--- Start of Supplied information ---

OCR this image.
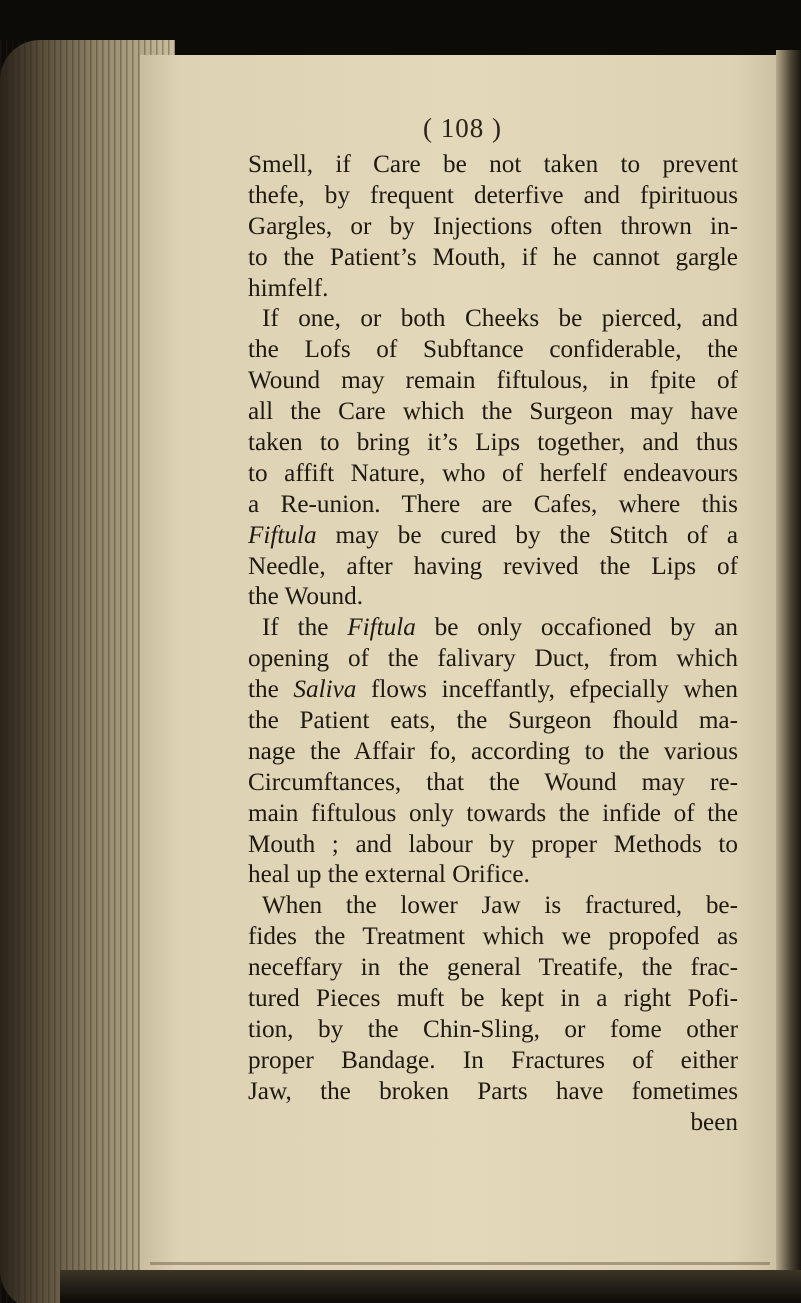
( 108 )
Smell, if Care be not taken to prevent
thefe, by frequent deterfive and fpirituous
Gargles, or by Injections often thrown in-
to the Patient’s Mouth, if he cannot gargle
himfelf.
If one, or both Cheeks be pierced, and
the Lofs of Subftance confiderable, the
Wound may remain fiftulous, in fpite of
all the Care which the Surgeon may have
taken to bring it’s Lips together, and thus
to affift Nature, who of herfelf endeavours
a Re-union. There are Cafes, where this
Fiftula may be cured by the Stitch of a
Needle, after having revived the Lips of
the Wound.
If the Fiftula be only occafioned by an
opening of the falivary Duct, from which
the Saliva flows inceffantly, efpecially when
the Patient eats, the Surgeon fhould ma-
nage the Affair fo, according to the various
Circumftances, that the Wound may re-
main fiftulous only towards the infide of the
Mouth ; and labour by proper Methods to
heal up the external Orifice.
When the lower Jaw is fractured, be-
fides the Treatment which we propofed as
neceffary in the general Treatife, the frac-
tured Pieces muft be kept in a right Pofi-
tion, by the Chin-Sling, or fome other
proper Bandage. In Fractures of either
Jaw, the broken Parts have fometimes
been
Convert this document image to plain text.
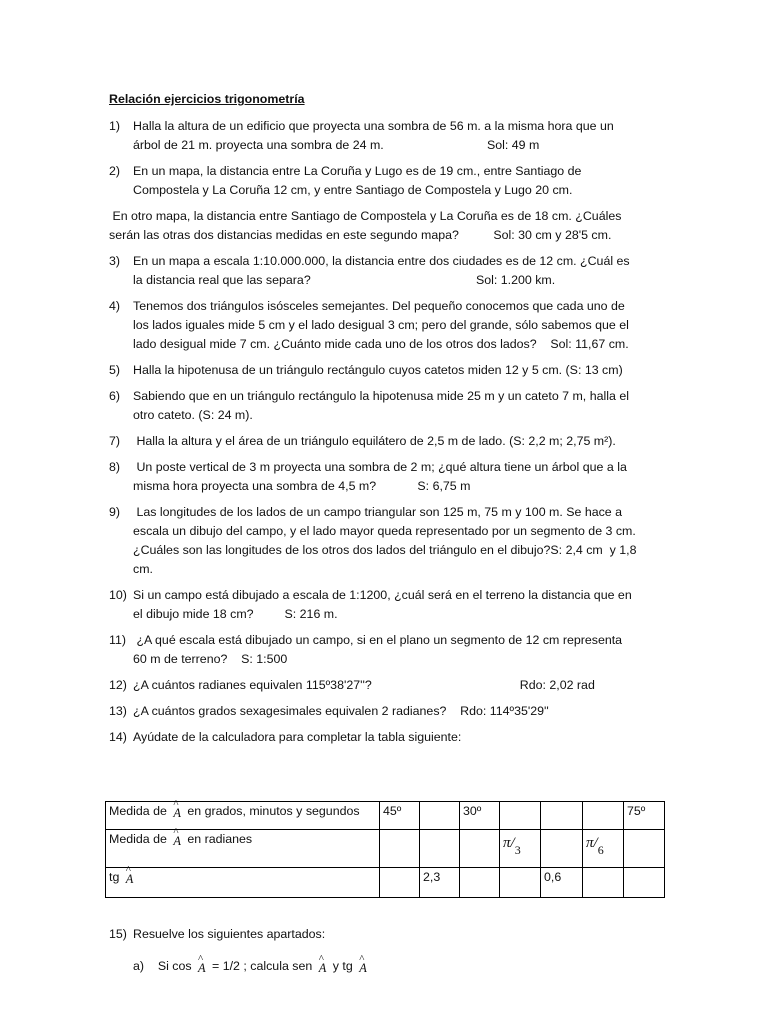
Relación ejercicios trigonometría
1) Halla la altura de un edificio que proyecta una sombra de 56 m. a la misma hora que un
árbol de 21 m. proyecta una sombra de 24 m.                              Sol: 49 m
2) En un mapa, la distancia entre La Coruña y Lugo es de 19 cm., entre Santiago de
Compostela y La Coruña 12 cm, y entre Santiago de Compostela y Lugo 20 cm.
En otro mapa, la distancia entre Santiago de Compostela y La Coruña es de 18 cm. ¿Cuáles
serán las otras dos distancias medidas en este segundo mapa?          Sol: 30 cm y 28'5 cm.
3) En un mapa a escala 1:10.000.000, la distancia entre dos ciudades es de 12 cm. ¿Cuál es
la distancia real que las separa?                                                Sol: 1.200 km.
4) Tenemos dos triángulos isósceles semejantes. Del pequeño conocemos que cada uno de
los lados iguales mide 5 cm y el lado desigual 3 cm; pero del grande, sólo sabemos que el
lado desigual mide 7 cm. ¿Cuánto mide cada uno de los otros dos lados?    Sol: 11,67 cm.
5) Halla la hipotenusa de un triángulo rectángulo cuyos catetos miden 12 y 5 cm. (S: 13 cm)
6) Sabiendo que en un triángulo rectángulo la hipotenusa mide 25 m y un cateto 7 m, halla el
otro cateto. (S: 24 m).
7) Halla la altura y el área de un triángulo equilátero de 2,5 m de lado. (S: 2,2 m; 2,75 m²).
8) Un poste vertical de 3 m proyecta una sombra de 2 m; ¿qué altura tiene un árbol que a la
misma hora proyecta una sombra de 4,5 m?            S: 6,75 m
9) Las longitudes de los lados de un campo triangular son 125 m, 75 m y 100 m. Se hace a
escala un dibujo del campo, y el lado mayor queda representado por un segmento de 3 cm.
¿Cuáles son las longitudes de los otros dos lados del triángulo en el dibujo?S: 2,4 cm  y 1,8
cm.
10) Si un campo está dibujado a escala de 1:1200, ¿cuál será en el terreno la distancia que en
el dibujo mide 18 cm?         S: 216 m.
11) ¿A qué escala está dibujado un campo, si en el plano un segmento de 12 cm representa
60 m de terreno?    S: 1:500
12) ¿A cuántos radianes equivalen 115º38'27''?                                           Rdo: 2,02 rad
13) ¿A cuántos grados sexagesimales equivalen 2 radianes?    Rdo: 114º35'29''
14) Ayúdate de la calculadora para completar la tabla siguiente:
Medida de ^ A en grados, minutos y segundos	45º		30º				75º
Medida de ^ A en radianes				$\pi/_3$		$\pi/_6$	
tg ^ A		2,3			0,6		
15) Resuelve los siguientes apartados:
a) Si cos ^ A = 1/2 ; calcula sen ^ A y tg ^ A
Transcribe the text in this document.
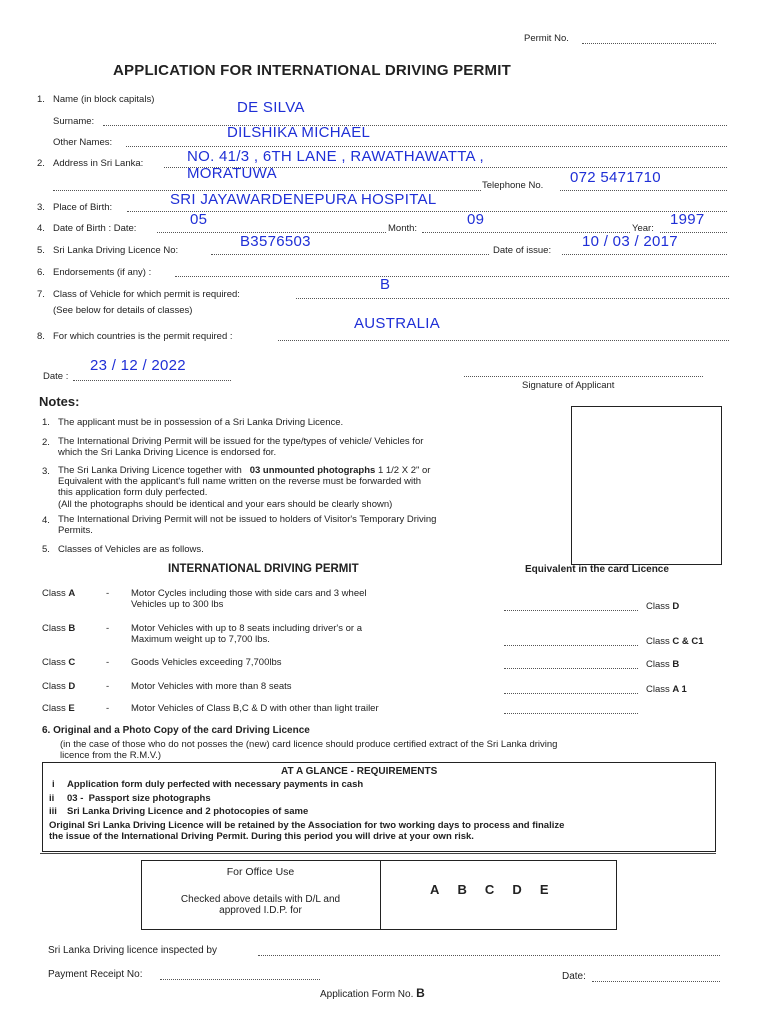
Permit No.
APPLICATION FOR INTERNATIONAL DRIVING PERMIT
1. Name (in block capitals)
Surname:
DE SILVA
Other Names:
DILSHIKA MICHAEL
2. Address in Sri Lanka:	NO. 41/3 , 6TH LANE , RAWATHAWATTA ,
MORATUWA
Telephone No. 072 5471710
3. Place of Birth:	SRI JAYAWARDENEPURA HOSPITAL
4. Date of Birth : Date:
05
Month:
09
Year:
1997
5. Sri Lanka Driving Licence No:
B3576503
Date of issue:
10 / 03 / 2017
6. Endorsements (if any) :
7. Class of Vehicle for which permit is required:
B
(See below for details of classes)
8. For which countries is the permit required :
AUSTRALIA
Date :
23 / 12 / 2022
Signature of Applicant
Notes:
1. The applicant must be in possession of a Sri Lanka Driving Licence.
2. The International Driving Permit will be issued for the type/types of vehicle/ Vehicles for
which the Sri Lanka Driving Licence is endorsed for.
3. The Sri Lanka Driving Licence together with 03 unmounted photographs 1 1/2 X 2" or
Equivalent with the applicant's full name written on the reverse must be forwarded with
this application form duly perfected.
(All the photographs should be identical and your ears should be clearly shown)
4. The International Driving Permit will not be issued to holders of Visitor's Temporary Driving
Permits.
5. Classes of Vehicles are as follows.
INTERNATIONAL DRIVING PERMIT	Equivalent in the card Licence
Class A	- Motor Cycles including those with side cars and 3 wheel
Vehicles up to 300 lbs	Class D
Class B	- Motor Vehicles with up to 8 seats including driver's or a
Maximum weight up to 7,700 lbs.	Class C & C1
Class C	- Goods Vehicles exceeding 7,700lbs	Class B
Class D	- Motor Vehicles with more than 8 seats	Class A 1
Class E	- Motor Vehicles of Class B,C & D with other than light trailer
6. Original and a Photo Copy of the card Driving Licence
(in the case of those who do not posses the (new) card licence should produce certified extract of the Sri Lanka driving
licence from the R.M.V.)
AT A GLANCE - REQUIREMENTS
i Application form duly perfected with necessary payments in cash
ii 03 -  Passport size photographs
iii Sri Lanka Driving Licence and 2 photocopies of same
Original Sri Lanka Driving Licence will be retained by the Association for two working days to process and finalize
the issue of the International Driving Permit. During this period you will drive at your own risk.
For Office Use
Checked above details with D/L and
approved I.D.P. for
A B C D E
Sri Lanka Driving licence inspected by
Payment Receipt No:	Date:
Application Form No. B
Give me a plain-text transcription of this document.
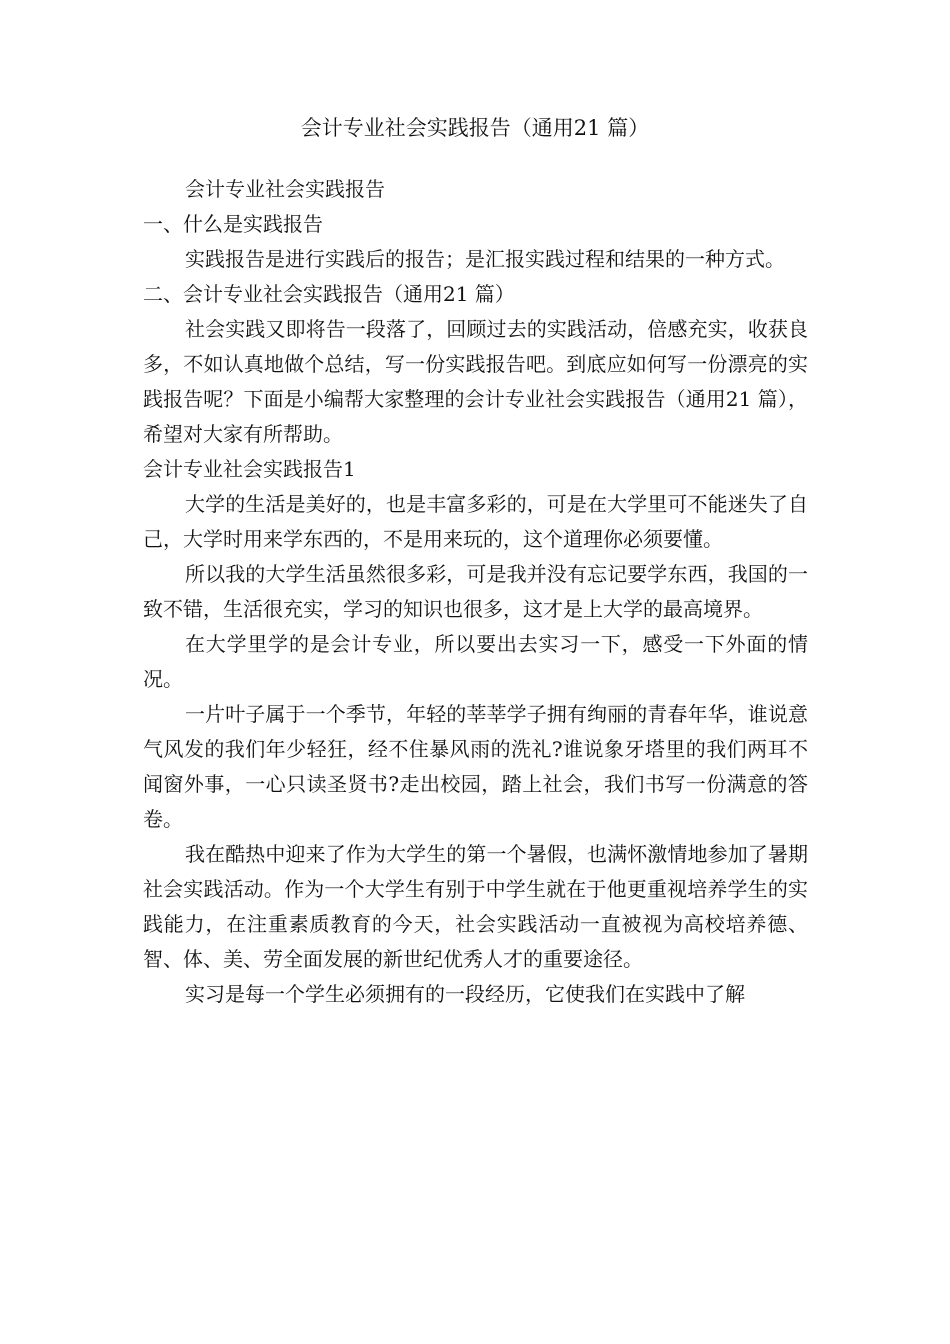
会计专业社会实践报告（通用21 篇）

会计专业社会实践报告

一、什么是实践报告

实践报告是进行实践后的报告；是汇报实践过程和结果的一种方式。

二、会计专业社会实践报告（通用21 篇）

社会实践又即将告一段落了，回顾过去的实践活动，倍感充实，收获良多，不如认真地做个总结，写一份实践报告吧。到底应如何写一份漂亮的实践报告呢？下面是小编帮大家整理的会计专业社会实践报告（通用21 篇），希望对大家有所帮助。

会计专业社会实践报告1

大学的生活是美好的，也是丰富多彩的，可是在大学里可不能迷失了自己，大学时用来学东西的，不是用来玩的，这个道理你必须要懂。

所以我的大学生活虽然很多彩，可是我并没有忘记要学东西，我国的一致不错，生活很充实，学习的知识也很多，这才是上大学的最高境界。

在大学里学的是会计专业，所以要出去实习一下，感受一下外面的情况。

一片叶子属于一个季节，年轻的莘莘学子拥有绚丽的青春年华，谁说意气风发的我们年少轻狂，经不住暴风雨的洗礼?谁说象牙塔里的我们两耳不闻窗外事，一心只读圣贤书?走出校园，踏上社会，我们书写一份满意的答卷。

我在酷热中迎来了作为大学生的第一个暑假，也满怀激情地参加了暑期社会实践活动。作为一个大学生有别于中学生就在于他更重视培养学生的实践能力，在注重素质教育的今天，社会实践活动一直被视为高校培养德、智、体、美、劳全面发展的新世纪优秀人才的重要途径。

实习是每一个学生必须拥有的一段经历，它使我们在实践中了解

--- End of Supplied information ---

• Short exercise:
Give back every line exactly as it stands, pictures excluded.

• Complete answer:
OCR this image.
( 108 )
Smell, if Care be not taken to prevent
thefe, by frequent deterfive and fpirituous
Gargles, or by Injections often thrown in-
to the Patient’s Mouth, if he cannot gargle
himfelf.
If one, or both Cheeks be pierced, and
the Lofs of Subftance confiderable, the
Wound may remain fiftulous, in fpite of
all the Care which the Surgeon may have
taken to bring it’s Lips together, and thus
to affift Nature, who of herfelf endeavours
a Re-union. There are Cafes, where this
Fiftula may be cured by the Stitch of a
Needle, after having revived the Lips of
the Wound.
If the Fiftula be only occafioned by an
opening of the falivary Duct, from which
the Saliva flows inceffantly, efpecially when
the Patient eats, the Surgeon fhould ma-
nage the Affair fo, according to the various
Circumftances, that the Wound may re-
main fiftulous only towards the infide of the
Mouth ; and labour by proper Methods to
heal up the external Orifice.
When the lower Jaw is fractured, be-
fides the Treatment which we propofed as
neceffary in the general Treatife, the frac-
tured Pieces muft be kept in a right Pofi-
tion, by the Chin-Sling, or fome other
proper Bandage. In Fractures of either
Jaw, the broken Parts have fometimes
been
Convert this document image to plain text.
Relación ejercicios trigonometría
1) Halla la altura de un edificio que proyecta una sombra de 56 m. a la misma hora que un
árbol de 21 m. proyecta una sombra de 24 m.                              Sol: 49 m
2) En un mapa, la distancia entre La Coruña y Lugo es de 19 cm., entre Santiago de
Compostela y La Coruña 12 cm, y entre Santiago de Compostela y Lugo 20 cm.
En otro mapa, la distancia entre Santiago de Compostela y La Coruña es de 18 cm. ¿Cuáles
serán las otras dos distancias medidas en este segundo mapa?          Sol: 30 cm y 28'5 cm.
3) En un mapa a escala 1:10.000.000, la distancia entre dos ciudades es de 12 cm. ¿Cuál es
la distancia real que las separa?                                                Sol: 1.200 km.
4) Tenemos dos triángulos isósceles semejantes. Del pequeño conocemos que cada uno de
los lados iguales mide 5 cm y el lado desigual 3 cm; pero del grande, sólo sabemos que el
lado desigual mide 7 cm. ¿Cuánto mide cada uno de los otros dos lados?    Sol: 11,67 cm.
5) Halla la hipotenusa de un triángulo rectángulo cuyos catetos miden 12 y 5 cm. (S: 13 cm)
6) Sabiendo que en un triángulo rectángulo la hipotenusa mide 25 m y un cateto 7 m, halla el
otro cateto. (S: 24 m).
7) Halla la altura y el área de un triángulo equilátero de 2,5 m de lado. (S: 2,2 m; 2,75 m²).
8) Un poste vertical de 3 m proyecta una sombra de 2 m; ¿qué altura tiene un árbol que a la
misma hora proyecta una sombra de 4,5 m?            S: 6,75 m
9) Las longitudes de los lados de un campo triangular son 125 m, 75 m y 100 m. Se hace a
escala un dibujo del campo, y el lado mayor queda representado por un segmento de 3 cm.
¿Cuáles son las longitudes de los otros dos lados del triángulo en el dibujo?S: 2,4 cm  y 1,8
cm.
10) Si un campo está dibujado a escala de 1:1200, ¿cuál será en el terreno la distancia que en
el dibujo mide 18 cm?         S: 216 m.
11) ¿A qué escala está dibujado un campo, si en el plano un segmento de 12 cm representa
60 m de terreno?    S: 1:500
12) ¿A cuántos radianes equivalen 115º38'27''?                                           Rdo: 2,02 rad
13) ¿A cuántos grados sexagesimales equivalen 2 radianes?    Rdo: 114º35'29''
14) Ayúdate de la calculadora para completar la tabla siguiente:
Medida de ^ A en grados, minutos y segundos	45º		30º				75º
Medida de ^ A en radianes				$\pi/_3$		$\pi/_6$	
tg ^ A		2,3			0,6		
15) Resuelve los siguientes apartados:
a) Si cos ^ A = 1/2 ; calcula sen ^ A y tg ^ A
Transcribe the text in this document.
Permit No.
APPLICATION FOR INTERNATIONAL DRIVING PERMIT
1. Name (in block capitals)
Surname:
DE SILVA
Other Names:
DILSHIKA MICHAEL
2. Address in Sri Lanka:	NO. 41/3 , 6TH LANE , RAWATHAWATTA ,
MORATUWA
Telephone No. 072 5471710
3. Place of Birth:	SRI JAYAWARDENEPURA HOSPITAL
4. Date of Birth : Date:
05
Month:
09
Year:
1997
5. Sri Lanka Driving Licence No:
B3576503
Date of issue:
10 / 03 / 2017
6. Endorsements (if any) :
7. Class of Vehicle for which permit is required:
B
(See below for details of classes)
8. For which countries is the permit required :
AUSTRALIA
Date :
23 / 12 / 2022
Signature of Applicant
Notes:
1. The applicant must be in possession of a Sri Lanka Driving Licence.
2. The International Driving Permit will be issued for the type/types of vehicle/ Vehicles for
which the Sri Lanka Driving Licence is endorsed for.
3. The Sri Lanka Driving Licence together with 03 unmounted photographs 1 1/2 X 2" or
Equivalent with the applicant's full name written on the reverse must be forwarded with
this application form duly perfected.
(All the photographs should be identical and your ears should be clearly shown)
4. The International Driving Permit will not be issued to holders of Visitor's Temporary Driving
Permits.
5. Classes of Vehicles are as follows.
INTERNATIONAL DRIVING PERMIT	Equivalent in the card Licence
Class A	- Motor Cycles including those with side cars and 3 wheel
Vehicles up to 300 lbs	Class D
Class B	- Motor Vehicles with up to 8 seats including driver's or a
Maximum weight up to 7,700 lbs.	Class C & C1
Class C	- Goods Vehicles exceeding 7,700lbs	Class B
Class D	- Motor Vehicles with more than 8 seats	Class A 1
Class E	- Motor Vehicles of Class B,C & D with other than light trailer
6. Original and a Photo Copy of the card Driving Licence
(in the case of those who do not posses the (new) card licence should produce certified extract of the Sri Lanka driving
licence from the R.M.V.)
AT A GLANCE - REQUIREMENTS
i Application form duly perfected with necessary payments in cash
ii 03 -  Passport size photographs
iii Sri Lanka Driving Licence and 2 photocopies of same
Original Sri Lanka Driving Licence will be retained by the Association for two working days to process and finalize
the issue of the International Driving Permit. During this period you will drive at your own risk.
For Office Use
Checked above details with D/L and
approved I.D.P. for
A B C D E
Sri Lanka Driving licence inspected by
Payment Receipt No:	Date:
Application Form No. B
Give me a plain-text transcription of this document.
会计专业社会实践报告（通用21 篇）

会计专业社会实践报告

一、什么是实践报告

实践报告是进行实践后的报告；是汇报实践过程和结果的一种方式。

二、会计专业社会实践报告（通用21 篇）

社会实践又即将告一段落了，回顾过去的实践活动，倍感充实，收获良多，不如认真地做个总结，写一份实践报告吧。到底应如何写一份漂亮的实践报告呢？下面是小编帮大家整理的会计专业社会实践报告（通用21 篇），希望对大家有所帮助。

会计专业社会实践报告1

大学的生活是美好的，也是丰富多彩的，可是在大学里可不能迷失了自己，大学时用来学东西的，不是用来玩的，这个道理你必须要懂。

所以我的大学生活虽然很多彩，可是我并没有忘记要学东西，我国的一致不错，生活很充实，学习的知识也很多，这才是上大学的最高境界。

在大学里学的是会计专业，所以要出去实习一下，感受一下外面的情况。

一片叶子属于一个季节，年轻的莘莘学子拥有绚丽的青春年华，谁说意气风发的我们年少轻狂，经不住暴风雨的洗礼?谁说象牙塔里的我们两耳不闻窗外事，一心只读圣贤书?走出校园，踏上社会，我们书写一份满意的答卷。

我在酷热中迎来了作为大学生的第一个暑假，也满怀激情地参加了暑期社会实践活动。作为一个大学生有别于中学生就在于他更重视培养学生的实践能力，在注重素质教育的今天，社会实践活动一直被视为高校培养德、智、体、美、劳全面发展的新世纪优秀人才的重要途径。

实习是每一个学生必须拥有的一段经历，它使我们在实践中了解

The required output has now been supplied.